DIRECTIONS - Pictures do not belong in the copy. Return all of the entries exactly.

INFORMATION SHOWN -
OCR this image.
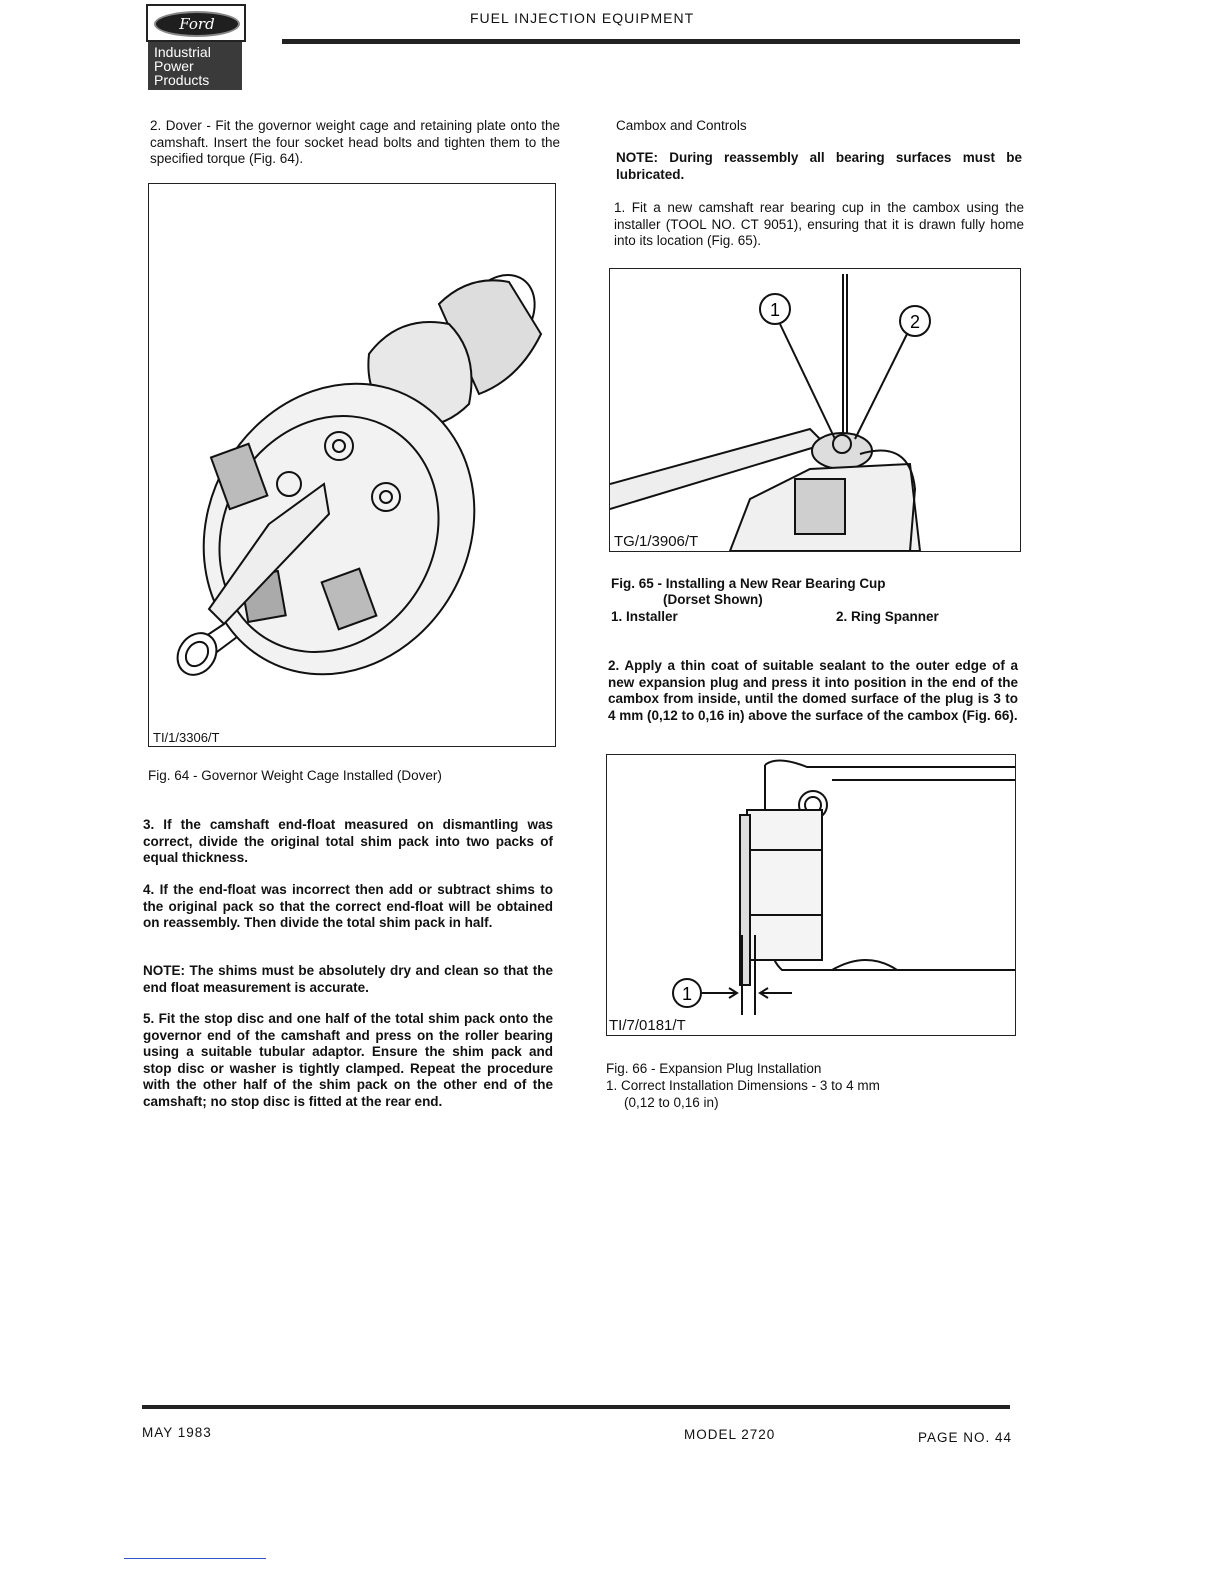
Ford
Industrial
Power
Products
FUEL INJECTION EQUIPMENT
2. Dover - Fit the governor weight cage and retaining plate onto the camshaft. Insert the four socket head bolts and tighten them to the specified torque (Fig. 64).
TI/1/3306/T
Fig. 64 - Governor Weight Cage Installed (Dover)
3. If the camshaft end-float measured on dismantling was correct, divide the original total shim pack into two packs of equal thickness.
4. If the end-float was incorrect then add or subtract shims to the original pack so that the correct end-float will be obtained on reassembly. Then divide the total shim pack in half.
NOTE: The shims must be absolutely dry and clean so that the end float measurement is accurate.
5. Fit the stop disc and one half of the total shim pack onto the governor end of the camshaft and press on the roller bearing using a suitable tubular adaptor. Ensure the shim pack and stop disc or washer is tightly clamped. Repeat the procedure with the other half of the shim pack on the other end of the camshaft; no stop disc is fitted at the rear end.
Cambox and Controls
NOTE: During reassembly all bearing surfaces must be lubricated.
1. Fit a new camshaft rear bearing cup in the cambox using the installer (TOOL NO. CT 9051), ensuring that it is drawn fully home into its location (Fig. 65).
1
2
TG/1/3906/T
Fig. 65 - Installing a New Rear Bearing Cup
(Dorset Shown)
1. Installer	2. Ring Spanner
2. Apply a thin coat of suitable sealant to the outer edge of a new expansion plug and press it into position in the end of the cambox from inside, until the domed surface of the plug is 3 to 4 mm (0,12 to 0,16 in) above the surface of the cambox (Fig. 66).
1
TI/7/0181/T
Fig. 66 - Expansion Plug Installation
1. Correct Installation Dimensions - 3 to 4 mm
(0,12 to 0,16 in)
MAY 1983	MODEL 2720	PAGE NO. 44
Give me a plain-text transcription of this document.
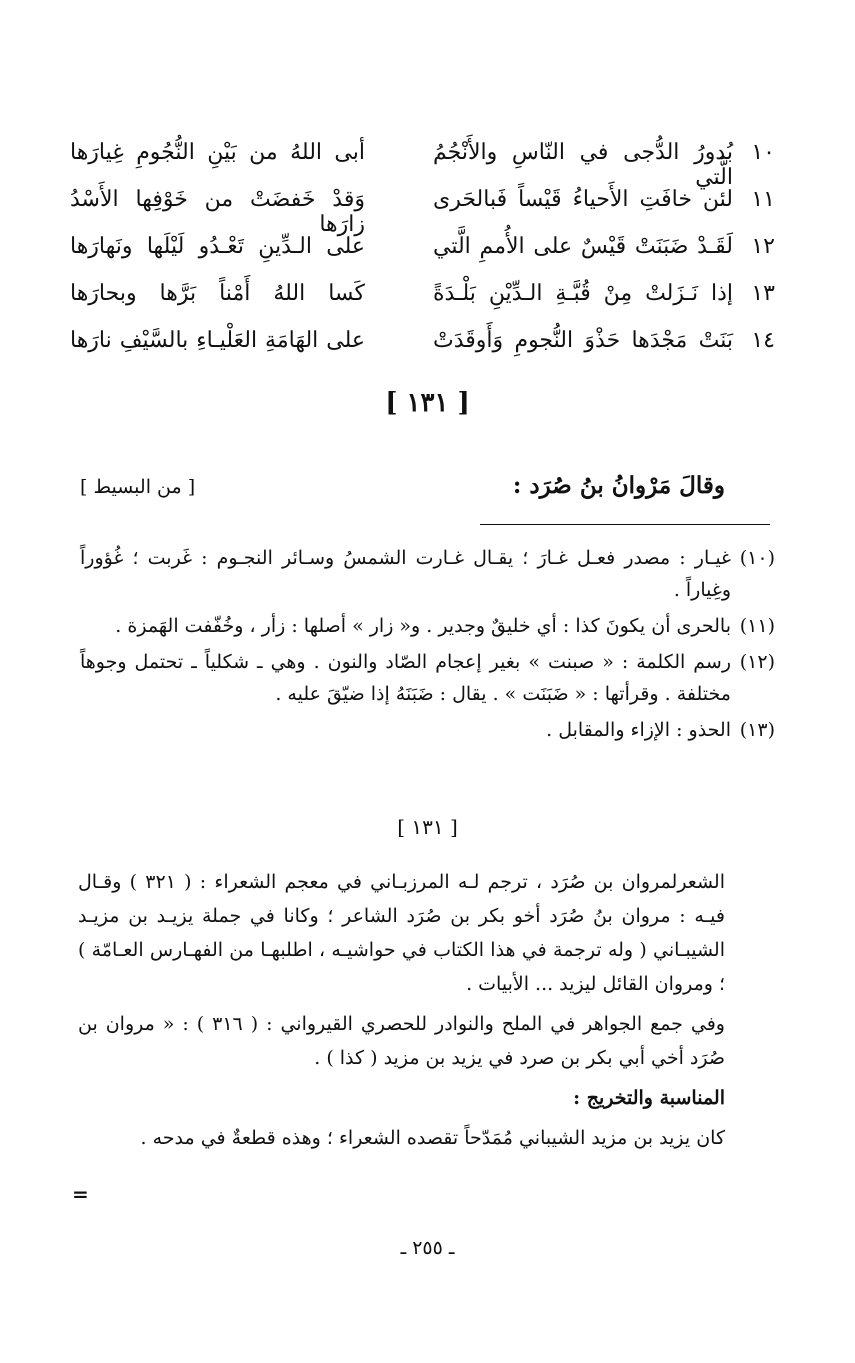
١٠
بُدورُ الدُّجى في النّاسِ والأَنْجُمُ الَّتي
أبى اللهُ من بَيْنِ النُّجُومِ غِيارَها
١١
لئن خافَتِ الأَحياءُ قَيْساً فَبالحَرى
وَقدْ خَفضَتْ من خَوْفِها الأَسْدُ زارَها
١٢
لَقَـدْ ضَبَنَتْ قَيْسٌ على الأُممِ الَّتي
على الـدِّينِ تَعْـدُو لَيْلَها ونَهارَها
١٣
إذا نَـزَلتْ مِنْ قُبَّـةِ الـدِّيْنِ بَلْـدَةً
كَسا اللهُ أَمْناً بَرَّها وبحارَها
١٤
بَنَتْ مَجْدَها حَذْوَ النُّجومِ وَأَوقَدَتْ
على الهَامَةِ العَلْيـاءِ بالسَّيْفِ نارَها
[ ١٣١ ]
وقالَ مَرْوانُ بنُ صُرَد :
[ من البسيط ]
(١٠)
غيـار : مصدر فعـل غـارَ ؛ يقـال غـارت الشمسُ وسـائر النجـوم : غَربت ؛ غُؤوراً وغِياراً .
(١١)
بالحرى أن يكونَ كذا : أي خليقٌ وجدير . و« زار » أصلها : زأر ، وخُفّفت الهَمزة .
(١٢)
رسم الكلمة : « صبنت » بغير إعجام الصّاد والنون . وهي ـ شكلياً ـ تحتمل وجوهاً مختلفة . وقرأتها : « ضَبَنَت » . يقال : ضَبَنَهُ إذا ضيّقَ عليه .
(١٣)
الحذو : الإزاء والمقابل .
[ ١٣١ ]

الشعرلمروان بن صُرَد ، ترجم لـه المرزبـاني في معجم الشعراء : ( ٣٢١ ) وقـال فيـه : مروان بنُ صُرَد أخو بكر بن صُرَد الشاعر ؛ وكانا في جملة يزيـد بن مزيـد الشيبـاني ( وله ترجمة في هذا الكتاب في حواشيـه ، اطلبهـا من الفهـارس العـامّة ) ؛ ومروان القائل ليزيد ... الأبيات .

وفي جمع الجواهر في الملح والنوادر للحصري القيرواني : ( ٣١٦ ) : « مروان بن صُرَد أخي أبي بكر بن صرد في يزيد بن مزيد ( كذا ) .

المناسبة والتخريج :

كان يزيد بن مزيد الشيباني مُمَدّحاً تقصده الشعراء ؛ وهذه قطعةٌ في مدحه .

=
ـ ٢٥٥ ـ
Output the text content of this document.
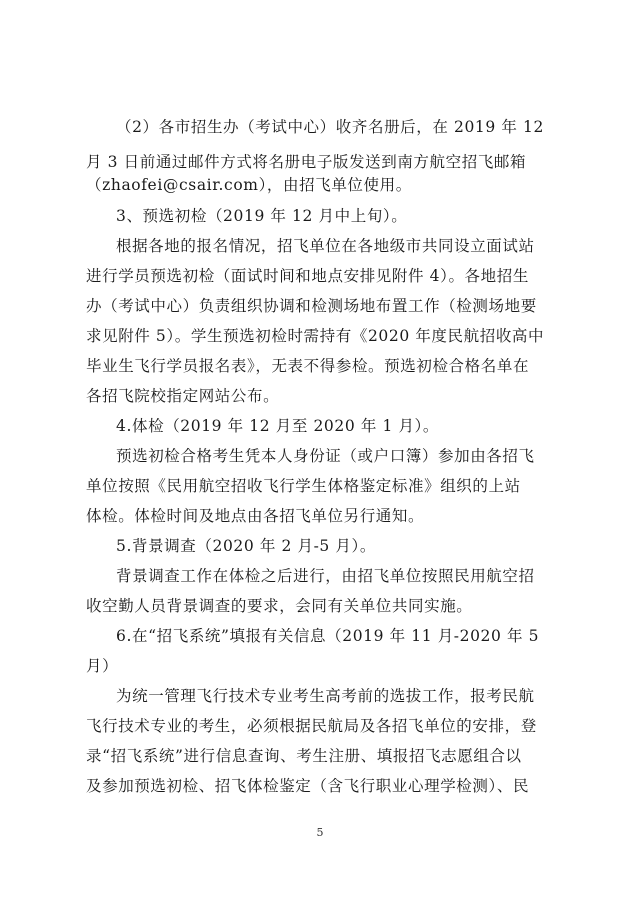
（2）各市招生办（考试中心）收齐名册后，在 2019 年 12
月 3 日前通过邮件方式将名册电子版发送到南方航空招飞邮箱
（zhaofei@csair.com），由招飞单位使用。
3、预选初检（2019 年 12 月中上旬）。
根据各地的报名情况，招飞单位在各地级市共同设立面试站
进行学员预选初检（面试时间和地点安排见附件 4）。各地招生
办（考试中心）负责组织协调和检测场地布置工作（检测场地要
求见附件 5）。学生预选初检时需持有《2020 年度民航招收高中
毕业生飞行学员报名表》，无表不得参检。预选初检合格名单在
各招飞院校指定网站公布。
4.体检（2019 年 12 月至 2020 年 1 月）。
预选初检合格考生凭本人身份证（或户口簿）参加由各招飞
单位按照《民用航空招收飞行学生体格鉴定标准》组织的上站
体检。体检时间及地点由各招飞单位另行通知。
5.背景调查（2020 年 2 月-5 月）。
背景调查工作在体检之后进行，由招飞单位按照民用航空招
收空勤人员背景调查的要求，会同有关单位共同实施。
6.在“招飞系统”填报有关信息（2019 年 11 月-2020 年 5
月）
为统一管理飞行技术专业考生高考前的选拔工作，报考民航
飞行技术专业的考生，必须根据民航局及各招飞单位的安排，登
录“招飞系统”进行信息查询、考生注册、填报招飞志愿组合以
及参加预选初检、招飞体检鉴定（含飞行职业心理学检测）、民
5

RESULT -
OCR this image.
Ford
Industrial
Power
Products
FUEL INJECTION EQUIPMENT
2. Dover - Fit the governor weight cage and retaining plate onto the camshaft. Insert the four socket head bolts and tighten them to the specified torque (Fig. 64).
TI/1/3306/T
Fig. 64 - Governor Weight Cage Installed (Dover)
3. If the camshaft end-float measured on dismantling was correct, divide the original total shim pack into two packs of equal thickness.
4. If the end-float was incorrect then add or subtract shims to the original pack so that the correct end-float will be obtained on reassembly. Then divide the total shim pack in half.
NOTE: The shims must be absolutely dry and clean so that the end float measurement is accurate.
5. Fit the stop disc and one half of the total shim pack onto the governor end of the camshaft and press on the roller bearing using a suitable tubular adaptor. Ensure the shim pack and stop disc or washer is tightly clamped. Repeat the procedure with the other half of the shim pack on the other end of the camshaft; no stop disc is fitted at the rear end.
Cambox and Controls
NOTE: During reassembly all bearing surfaces must be lubricated.
1. Fit a new camshaft rear bearing cup in the cambox using the installer (TOOL NO. CT 9051), ensuring that it is drawn fully home into its location (Fig. 65).
1
2
TG/1/3906/T
Fig. 65 - Installing a New Rear Bearing Cup
(Dorset Shown)
1. Installer	2. Ring Spanner
2. Apply a thin coat of suitable sealant to the outer edge of a new expansion plug and press it into position in the end of the cambox from inside, until the domed surface of the plug is 3 to 4 mm (0,12 to 0,16 in) above the surface of the cambox (Fig. 66).
1
TI/7/0181/T
Fig. 66 - Expansion Plug Installation
1. Correct Installation Dimensions - 3 to 4 mm
(0,12 to 0,16 in)
MAY 1983	MODEL 2720	PAGE NO. 44
Give me a plain-text transcription of this document.
١٠
بُدورُ الدُّجى في النّاسِ والأَنْجُمُ الَّتي
أبى اللهُ من بَيْنِ النُّجُومِ غِيارَها
١١
لئن خافَتِ الأَحياءُ قَيْساً فَبالحَرى
وَقدْ خَفضَتْ من خَوْفِها الأَسْدُ زارَها
١٢
لَقَـدْ ضَبَنَتْ قَيْسٌ على الأُممِ الَّتي
على الـدِّينِ تَعْـدُو لَيْلَها ونَهارَها
١٣
إذا نَـزَلتْ مِنْ قُبَّـةِ الـدِّيْنِ بَلْـدَةً
كَسا اللهُ أَمْناً بَرَّها وبحارَها
١٤
بَنَتْ مَجْدَها حَذْوَ النُّجومِ وَأَوقَدَتْ
على الهَامَةِ العَلْيـاءِ بالسَّيْفِ نارَها
[ ١٣١ ]
وقالَ مَرْوانُ بنُ صُرَد :
[ من البسيط ]
(١٠)
غيـار : مصدر فعـل غـارَ ؛ يقـال غـارت الشمسُ وسـائر النجـوم : غَربت ؛ غُؤوراً وغِياراً .
(١١)
بالحرى أن يكونَ كذا : أي خليقٌ وجدير . و« زار » أصلها : زأر ، وخُفّفت الهَمزة .
(١٢)
رسم الكلمة : « صبنت » بغير إعجام الصّاد والنون . وهي ـ شكلياً ـ تحتمل وجوهاً مختلفة . وقرأتها : « ضَبَنَت » . يقال : ضَبَنَهُ إذا ضيّقَ عليه .
(١٣)
الحذو : الإزاء والمقابل .
[ ١٣١ ]

الشعرلمروان بن صُرَد ، ترجم لـه المرزبـاني في معجم الشعراء : ( ٣٢١ ) وقـال فيـه : مروان بنُ صُرَد أخو بكر بن صُرَد الشاعر ؛ وكانا في جملة يزيـد بن مزيـد الشيبـاني ( وله ترجمة في هذا الكتاب في حواشيـه ، اطلبهـا من الفهـارس العـامّة ) ؛ ومروان القائل ليزيد ... الأبيات .

وفي جمع الجواهر في الملح والنوادر للحصري القيرواني : ( ٣١٦ ) : « مروان بن صُرَد أخي أبي بكر بن صرد في يزيد بن مزيد ( كذا ) .

المناسبة والتخريج :

كان يزيد بن مزيد الشيباني مُمَدّحاً تقصده الشعراء ؛ وهذه قطعةٌ في مدحه .

=
ـ ٢٥٥ ـ
Output the text content of this document.
（2）各市招生办（考试中心）收齐名册后，在 2019 年 12
月 3 日前通过邮件方式将名册电子版发送到南方航空招飞邮箱
（zhaofei@csair.com），由招飞单位使用。
3、预选初检（2019 年 12 月中上旬）。
根据各地的报名情况，招飞单位在各地级市共同设立面试站
进行学员预选初检（面试时间和地点安排见附件 4）。各地招生
办（考试中心）负责组织协调和检测场地布置工作（检测场地要
求见附件 5）。学生预选初检时需持有《2020 年度民航招收高中
毕业生飞行学员报名表》，无表不得参检。预选初检合格名单在
各招飞院校指定网站公布。
4.体检（2019 年 12 月至 2020 年 1 月）。
预选初检合格考生凭本人身份证（或户口簿）参加由各招飞
单位按照《民用航空招收飞行学生体格鉴定标准》组织的上站
体检。体检时间及地点由各招飞单位另行通知。
5.背景调查（2020 年 2 月-5 月）。
背景调查工作在体检之后进行，由招飞单位按照民用航空招
收空勤人员背景调查的要求，会同有关单位共同实施。
6.在“招飞系统”填报有关信息（2019 年 11 月-2020 年 5
月）
为统一管理飞行技术专业考生高考前的选拔工作，报考民航
飞行技术专业的考生，必须根据民航局及各招飞单位的安排，登
录“招飞系统”进行信息查询、考生注册、填报招飞志愿组合以
及参加预选初检、招飞体检鉴定（含飞行职业心理学检测）、民
5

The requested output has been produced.